Retype everything from the start of the material down through the line containing "services-in-progress-card[interactable]: 0 Services", including that line, keeping each line identical to the original.

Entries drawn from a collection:
****************

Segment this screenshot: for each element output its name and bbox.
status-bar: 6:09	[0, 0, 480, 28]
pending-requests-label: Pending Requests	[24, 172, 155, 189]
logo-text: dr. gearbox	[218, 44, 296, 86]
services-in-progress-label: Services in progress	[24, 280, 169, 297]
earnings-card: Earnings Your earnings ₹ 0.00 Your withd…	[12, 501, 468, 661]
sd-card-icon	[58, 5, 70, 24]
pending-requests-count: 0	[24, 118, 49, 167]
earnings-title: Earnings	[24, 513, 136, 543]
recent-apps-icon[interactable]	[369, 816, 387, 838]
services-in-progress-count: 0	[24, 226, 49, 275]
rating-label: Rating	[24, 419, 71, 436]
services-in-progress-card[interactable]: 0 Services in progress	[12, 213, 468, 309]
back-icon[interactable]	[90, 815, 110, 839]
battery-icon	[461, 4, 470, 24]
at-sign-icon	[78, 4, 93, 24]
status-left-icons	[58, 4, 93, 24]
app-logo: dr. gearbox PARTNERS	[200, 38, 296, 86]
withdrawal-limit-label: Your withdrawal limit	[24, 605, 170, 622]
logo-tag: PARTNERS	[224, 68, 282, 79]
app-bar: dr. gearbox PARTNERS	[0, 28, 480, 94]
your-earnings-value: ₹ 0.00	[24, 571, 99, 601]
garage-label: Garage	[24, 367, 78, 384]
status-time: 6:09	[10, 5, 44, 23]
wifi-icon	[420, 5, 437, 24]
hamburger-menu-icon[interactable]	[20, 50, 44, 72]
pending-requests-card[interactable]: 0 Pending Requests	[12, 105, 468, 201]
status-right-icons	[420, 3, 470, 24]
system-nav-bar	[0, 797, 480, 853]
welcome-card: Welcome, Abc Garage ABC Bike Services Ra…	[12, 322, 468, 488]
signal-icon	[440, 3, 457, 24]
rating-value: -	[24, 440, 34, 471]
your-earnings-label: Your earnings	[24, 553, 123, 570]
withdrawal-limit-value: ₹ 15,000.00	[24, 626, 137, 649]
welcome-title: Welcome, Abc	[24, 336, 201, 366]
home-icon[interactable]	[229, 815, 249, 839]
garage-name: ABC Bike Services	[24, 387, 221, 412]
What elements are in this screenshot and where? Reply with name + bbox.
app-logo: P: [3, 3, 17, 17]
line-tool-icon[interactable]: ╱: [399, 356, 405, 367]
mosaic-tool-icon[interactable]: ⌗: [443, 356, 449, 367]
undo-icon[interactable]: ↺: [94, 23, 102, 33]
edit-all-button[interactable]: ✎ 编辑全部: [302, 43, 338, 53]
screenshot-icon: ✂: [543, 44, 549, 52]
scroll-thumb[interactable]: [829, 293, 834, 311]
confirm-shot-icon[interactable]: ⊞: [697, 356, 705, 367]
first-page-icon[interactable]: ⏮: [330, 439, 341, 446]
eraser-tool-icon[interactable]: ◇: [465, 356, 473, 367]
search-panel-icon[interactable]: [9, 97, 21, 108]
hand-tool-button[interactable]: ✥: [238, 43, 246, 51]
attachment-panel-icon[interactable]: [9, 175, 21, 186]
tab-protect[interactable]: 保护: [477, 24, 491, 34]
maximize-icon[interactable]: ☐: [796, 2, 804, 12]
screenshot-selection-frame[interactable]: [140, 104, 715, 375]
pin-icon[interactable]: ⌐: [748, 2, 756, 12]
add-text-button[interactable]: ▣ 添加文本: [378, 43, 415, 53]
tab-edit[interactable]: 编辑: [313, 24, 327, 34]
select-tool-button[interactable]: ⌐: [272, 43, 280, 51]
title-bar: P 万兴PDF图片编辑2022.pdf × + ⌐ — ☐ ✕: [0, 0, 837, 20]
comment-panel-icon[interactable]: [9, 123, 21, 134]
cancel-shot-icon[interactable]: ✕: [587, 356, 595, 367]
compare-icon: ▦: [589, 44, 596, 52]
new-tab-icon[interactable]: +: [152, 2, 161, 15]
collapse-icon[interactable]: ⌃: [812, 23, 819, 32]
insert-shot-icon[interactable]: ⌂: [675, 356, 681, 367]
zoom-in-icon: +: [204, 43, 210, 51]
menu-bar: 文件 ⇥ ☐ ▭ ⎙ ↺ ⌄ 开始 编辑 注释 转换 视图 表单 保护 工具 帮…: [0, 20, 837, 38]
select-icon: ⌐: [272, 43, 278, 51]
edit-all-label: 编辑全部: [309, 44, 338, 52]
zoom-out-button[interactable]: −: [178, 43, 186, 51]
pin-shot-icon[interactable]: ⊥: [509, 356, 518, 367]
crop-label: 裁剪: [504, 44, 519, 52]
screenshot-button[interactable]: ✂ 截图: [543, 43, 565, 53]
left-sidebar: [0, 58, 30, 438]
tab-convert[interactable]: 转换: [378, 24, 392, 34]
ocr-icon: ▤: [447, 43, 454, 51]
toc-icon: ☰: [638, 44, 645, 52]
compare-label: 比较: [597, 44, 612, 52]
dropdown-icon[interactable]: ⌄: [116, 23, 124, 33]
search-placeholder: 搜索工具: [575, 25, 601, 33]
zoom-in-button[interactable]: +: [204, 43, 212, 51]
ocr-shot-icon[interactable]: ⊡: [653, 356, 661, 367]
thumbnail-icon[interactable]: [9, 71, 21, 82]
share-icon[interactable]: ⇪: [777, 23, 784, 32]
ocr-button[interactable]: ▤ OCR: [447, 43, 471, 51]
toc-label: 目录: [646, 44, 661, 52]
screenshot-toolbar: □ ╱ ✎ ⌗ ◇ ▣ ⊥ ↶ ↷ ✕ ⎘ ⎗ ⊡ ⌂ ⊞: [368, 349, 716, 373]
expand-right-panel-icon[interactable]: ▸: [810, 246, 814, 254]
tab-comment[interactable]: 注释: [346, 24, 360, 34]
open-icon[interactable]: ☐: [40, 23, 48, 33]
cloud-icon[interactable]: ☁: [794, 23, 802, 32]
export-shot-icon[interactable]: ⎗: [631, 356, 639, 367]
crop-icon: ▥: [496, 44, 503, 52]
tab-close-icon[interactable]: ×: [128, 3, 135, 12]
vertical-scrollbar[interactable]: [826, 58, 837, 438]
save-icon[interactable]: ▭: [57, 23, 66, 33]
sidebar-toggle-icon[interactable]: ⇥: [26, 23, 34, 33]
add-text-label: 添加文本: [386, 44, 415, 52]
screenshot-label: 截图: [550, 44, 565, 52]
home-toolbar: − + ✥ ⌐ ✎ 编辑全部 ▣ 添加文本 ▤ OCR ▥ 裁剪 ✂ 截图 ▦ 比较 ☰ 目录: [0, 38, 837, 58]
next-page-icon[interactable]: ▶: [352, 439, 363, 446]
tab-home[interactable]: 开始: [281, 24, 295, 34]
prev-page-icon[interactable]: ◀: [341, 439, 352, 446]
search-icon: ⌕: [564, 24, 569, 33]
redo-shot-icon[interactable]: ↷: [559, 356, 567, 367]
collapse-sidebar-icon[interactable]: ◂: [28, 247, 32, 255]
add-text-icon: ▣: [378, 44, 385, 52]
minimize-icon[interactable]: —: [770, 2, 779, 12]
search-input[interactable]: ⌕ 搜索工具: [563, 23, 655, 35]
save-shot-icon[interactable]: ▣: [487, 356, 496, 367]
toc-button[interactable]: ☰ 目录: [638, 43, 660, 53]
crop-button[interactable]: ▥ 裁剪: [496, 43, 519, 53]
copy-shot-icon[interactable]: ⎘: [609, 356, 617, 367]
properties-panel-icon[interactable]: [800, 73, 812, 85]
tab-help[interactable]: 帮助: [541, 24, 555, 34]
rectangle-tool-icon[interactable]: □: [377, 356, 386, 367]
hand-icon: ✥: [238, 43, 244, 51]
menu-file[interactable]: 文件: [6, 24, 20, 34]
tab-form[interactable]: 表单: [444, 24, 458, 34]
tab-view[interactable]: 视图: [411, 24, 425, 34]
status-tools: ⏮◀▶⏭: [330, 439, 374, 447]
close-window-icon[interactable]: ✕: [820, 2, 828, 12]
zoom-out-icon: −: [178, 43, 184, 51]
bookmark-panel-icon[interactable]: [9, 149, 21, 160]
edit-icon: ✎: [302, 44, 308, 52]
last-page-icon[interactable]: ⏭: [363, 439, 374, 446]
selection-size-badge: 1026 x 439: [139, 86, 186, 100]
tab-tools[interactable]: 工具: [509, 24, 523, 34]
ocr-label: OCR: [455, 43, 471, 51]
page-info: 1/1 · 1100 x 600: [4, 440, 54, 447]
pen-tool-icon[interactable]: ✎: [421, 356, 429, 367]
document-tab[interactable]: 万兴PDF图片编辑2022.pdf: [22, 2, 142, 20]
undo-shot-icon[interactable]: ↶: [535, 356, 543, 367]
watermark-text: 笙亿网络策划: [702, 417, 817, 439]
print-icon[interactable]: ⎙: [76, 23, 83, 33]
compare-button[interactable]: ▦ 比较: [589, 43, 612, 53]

****************

**Answer to the problem**:
Segment this screenshot: for each element output its name and bbox.
status-bar: 6:09	[0, 0, 480, 28]
pending-requests-label: Pending Requests	[24, 172, 155, 189]
logo-text: dr. gearbox	[218, 44, 296, 86]
services-in-progress-label: Services in progress	[24, 280, 169, 297]
earnings-card: Earnings Your earnings ₹ 0.00 Your withd…	[12, 501, 468, 661]
sd-card-icon	[58, 5, 70, 24]
pending-requests-count: 0	[24, 118, 49, 167]
earnings-title: Earnings	[24, 513, 136, 543]
recent-apps-icon[interactable]	[369, 816, 387, 838]
services-in-progress-count: 0	[24, 226, 49, 275]
rating-label: Rating	[24, 419, 71, 436]
services-in-progress-card[interactable]: 0 Services in progress	[12, 213, 468, 309]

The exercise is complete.